*Collection entries*
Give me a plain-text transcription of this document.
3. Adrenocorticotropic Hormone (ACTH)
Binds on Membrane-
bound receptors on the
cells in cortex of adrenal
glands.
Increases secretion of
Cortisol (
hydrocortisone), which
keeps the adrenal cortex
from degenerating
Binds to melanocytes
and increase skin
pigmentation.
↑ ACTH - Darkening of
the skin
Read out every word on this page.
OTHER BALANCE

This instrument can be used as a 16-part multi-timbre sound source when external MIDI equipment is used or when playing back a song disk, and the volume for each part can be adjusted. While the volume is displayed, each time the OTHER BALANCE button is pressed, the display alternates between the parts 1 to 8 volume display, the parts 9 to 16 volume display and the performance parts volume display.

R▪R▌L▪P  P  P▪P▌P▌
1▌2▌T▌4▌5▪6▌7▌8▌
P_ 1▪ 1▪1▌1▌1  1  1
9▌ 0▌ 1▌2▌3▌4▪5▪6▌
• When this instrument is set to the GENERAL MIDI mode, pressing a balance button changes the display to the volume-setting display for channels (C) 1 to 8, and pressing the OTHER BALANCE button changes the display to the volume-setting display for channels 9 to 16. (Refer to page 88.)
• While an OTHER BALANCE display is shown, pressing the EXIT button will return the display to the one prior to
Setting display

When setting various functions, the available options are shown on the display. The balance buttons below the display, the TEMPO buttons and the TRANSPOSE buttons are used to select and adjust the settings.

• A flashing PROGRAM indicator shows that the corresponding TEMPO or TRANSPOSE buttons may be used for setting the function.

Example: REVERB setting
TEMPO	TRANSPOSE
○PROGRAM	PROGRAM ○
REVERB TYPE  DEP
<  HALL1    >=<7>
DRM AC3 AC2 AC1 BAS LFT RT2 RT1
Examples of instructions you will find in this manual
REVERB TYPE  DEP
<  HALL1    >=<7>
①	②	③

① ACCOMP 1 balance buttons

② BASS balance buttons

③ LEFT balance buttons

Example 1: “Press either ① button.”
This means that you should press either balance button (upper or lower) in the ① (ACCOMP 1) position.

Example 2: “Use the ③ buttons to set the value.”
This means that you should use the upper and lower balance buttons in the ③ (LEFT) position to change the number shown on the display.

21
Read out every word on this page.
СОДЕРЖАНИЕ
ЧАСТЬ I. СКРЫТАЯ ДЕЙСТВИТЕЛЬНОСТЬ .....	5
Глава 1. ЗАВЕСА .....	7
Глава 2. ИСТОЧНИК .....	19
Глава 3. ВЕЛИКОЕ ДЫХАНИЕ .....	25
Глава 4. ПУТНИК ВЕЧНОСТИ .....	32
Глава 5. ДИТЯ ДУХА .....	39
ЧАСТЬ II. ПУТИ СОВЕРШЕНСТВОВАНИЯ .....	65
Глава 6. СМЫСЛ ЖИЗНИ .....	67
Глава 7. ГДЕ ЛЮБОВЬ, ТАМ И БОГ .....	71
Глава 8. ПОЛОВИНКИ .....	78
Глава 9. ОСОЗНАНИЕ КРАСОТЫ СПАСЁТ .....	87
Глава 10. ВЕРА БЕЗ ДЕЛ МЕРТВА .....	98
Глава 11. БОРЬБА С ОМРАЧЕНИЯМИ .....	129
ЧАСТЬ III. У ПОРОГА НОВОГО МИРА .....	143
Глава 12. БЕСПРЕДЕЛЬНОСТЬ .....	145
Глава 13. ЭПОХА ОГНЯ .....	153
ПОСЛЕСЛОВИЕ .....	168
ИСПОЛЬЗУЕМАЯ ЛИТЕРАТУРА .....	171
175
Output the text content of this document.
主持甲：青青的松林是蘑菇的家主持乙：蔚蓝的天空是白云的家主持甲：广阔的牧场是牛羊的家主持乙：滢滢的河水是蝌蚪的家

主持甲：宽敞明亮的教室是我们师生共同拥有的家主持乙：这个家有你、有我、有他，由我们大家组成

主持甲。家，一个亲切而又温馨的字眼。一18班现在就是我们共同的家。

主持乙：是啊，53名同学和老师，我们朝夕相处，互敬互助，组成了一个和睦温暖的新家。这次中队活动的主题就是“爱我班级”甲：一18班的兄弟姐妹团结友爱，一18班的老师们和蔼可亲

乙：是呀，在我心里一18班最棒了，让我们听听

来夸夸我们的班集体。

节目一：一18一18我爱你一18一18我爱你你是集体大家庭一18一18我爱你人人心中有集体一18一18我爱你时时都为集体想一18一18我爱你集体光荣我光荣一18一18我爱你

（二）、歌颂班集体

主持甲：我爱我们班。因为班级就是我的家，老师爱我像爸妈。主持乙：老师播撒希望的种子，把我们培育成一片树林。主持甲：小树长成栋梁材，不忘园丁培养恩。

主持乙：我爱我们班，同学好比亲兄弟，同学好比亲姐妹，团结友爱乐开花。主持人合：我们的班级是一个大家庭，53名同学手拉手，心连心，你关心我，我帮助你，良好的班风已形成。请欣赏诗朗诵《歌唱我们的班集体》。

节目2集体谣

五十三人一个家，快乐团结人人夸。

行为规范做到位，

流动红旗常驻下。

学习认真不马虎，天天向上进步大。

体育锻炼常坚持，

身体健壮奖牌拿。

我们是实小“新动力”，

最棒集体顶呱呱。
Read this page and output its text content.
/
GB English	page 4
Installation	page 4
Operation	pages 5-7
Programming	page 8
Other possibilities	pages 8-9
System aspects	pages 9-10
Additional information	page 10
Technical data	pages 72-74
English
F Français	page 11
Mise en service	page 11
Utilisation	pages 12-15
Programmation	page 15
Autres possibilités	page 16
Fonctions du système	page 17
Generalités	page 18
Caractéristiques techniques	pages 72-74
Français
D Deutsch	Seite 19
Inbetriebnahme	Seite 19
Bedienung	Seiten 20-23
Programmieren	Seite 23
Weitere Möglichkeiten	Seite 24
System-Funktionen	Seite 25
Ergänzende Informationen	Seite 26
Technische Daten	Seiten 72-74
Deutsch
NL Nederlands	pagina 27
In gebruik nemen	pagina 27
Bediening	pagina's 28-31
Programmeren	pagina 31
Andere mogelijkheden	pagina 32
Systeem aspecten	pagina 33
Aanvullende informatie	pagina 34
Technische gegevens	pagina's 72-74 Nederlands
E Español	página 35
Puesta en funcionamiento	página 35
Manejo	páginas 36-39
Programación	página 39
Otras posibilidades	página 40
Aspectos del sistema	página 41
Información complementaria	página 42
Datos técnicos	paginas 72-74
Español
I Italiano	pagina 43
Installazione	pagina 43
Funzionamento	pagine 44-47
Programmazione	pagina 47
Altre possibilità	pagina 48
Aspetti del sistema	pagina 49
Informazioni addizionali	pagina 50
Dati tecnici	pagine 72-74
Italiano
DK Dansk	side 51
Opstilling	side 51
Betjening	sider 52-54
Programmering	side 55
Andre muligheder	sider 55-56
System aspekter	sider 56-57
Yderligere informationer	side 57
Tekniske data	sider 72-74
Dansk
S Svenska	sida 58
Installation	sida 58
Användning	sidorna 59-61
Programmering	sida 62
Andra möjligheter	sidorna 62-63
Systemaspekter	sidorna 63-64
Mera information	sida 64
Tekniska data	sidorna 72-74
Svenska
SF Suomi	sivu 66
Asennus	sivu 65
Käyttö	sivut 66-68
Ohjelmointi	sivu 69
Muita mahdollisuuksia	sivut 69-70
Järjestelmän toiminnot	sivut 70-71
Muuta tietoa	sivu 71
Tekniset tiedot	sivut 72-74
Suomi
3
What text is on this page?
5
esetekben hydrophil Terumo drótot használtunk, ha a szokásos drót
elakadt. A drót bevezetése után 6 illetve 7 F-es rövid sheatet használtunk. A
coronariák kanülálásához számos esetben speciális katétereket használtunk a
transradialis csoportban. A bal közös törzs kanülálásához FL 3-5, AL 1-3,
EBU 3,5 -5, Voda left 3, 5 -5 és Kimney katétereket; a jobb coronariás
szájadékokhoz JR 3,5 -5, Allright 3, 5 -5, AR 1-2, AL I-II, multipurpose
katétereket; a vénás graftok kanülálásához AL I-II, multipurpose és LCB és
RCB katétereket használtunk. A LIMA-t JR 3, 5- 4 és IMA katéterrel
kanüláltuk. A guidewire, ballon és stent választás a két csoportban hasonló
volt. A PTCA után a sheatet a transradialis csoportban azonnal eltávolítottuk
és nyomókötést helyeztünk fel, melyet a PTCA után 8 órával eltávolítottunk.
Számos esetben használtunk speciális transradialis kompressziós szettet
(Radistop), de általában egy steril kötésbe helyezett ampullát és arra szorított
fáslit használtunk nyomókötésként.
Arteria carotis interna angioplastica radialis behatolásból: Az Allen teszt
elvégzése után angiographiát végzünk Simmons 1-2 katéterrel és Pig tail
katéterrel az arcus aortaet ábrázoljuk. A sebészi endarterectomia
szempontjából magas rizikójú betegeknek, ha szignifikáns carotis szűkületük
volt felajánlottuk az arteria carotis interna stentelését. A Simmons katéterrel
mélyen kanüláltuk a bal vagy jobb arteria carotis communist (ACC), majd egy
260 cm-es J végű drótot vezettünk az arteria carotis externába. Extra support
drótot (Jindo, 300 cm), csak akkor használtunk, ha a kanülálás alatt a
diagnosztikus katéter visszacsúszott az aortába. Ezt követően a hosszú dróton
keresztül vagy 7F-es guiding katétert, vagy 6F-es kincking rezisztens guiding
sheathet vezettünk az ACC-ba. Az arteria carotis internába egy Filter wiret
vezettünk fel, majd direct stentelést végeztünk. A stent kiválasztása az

*GIVEN TASK*
Scan the listing above for the word "kanülálásához" and show each line where it is found.

*SOLVED EXERCISE*
coronariák kanülálásához számos esetben speciális katétereket használtunk a
transradialis csoportban. A bal közös törzs kanülálásához FL 3-5, AL 1-3,
katétereket; a vénás graftok kanülálásához AL I-II, multipurpose és LCB és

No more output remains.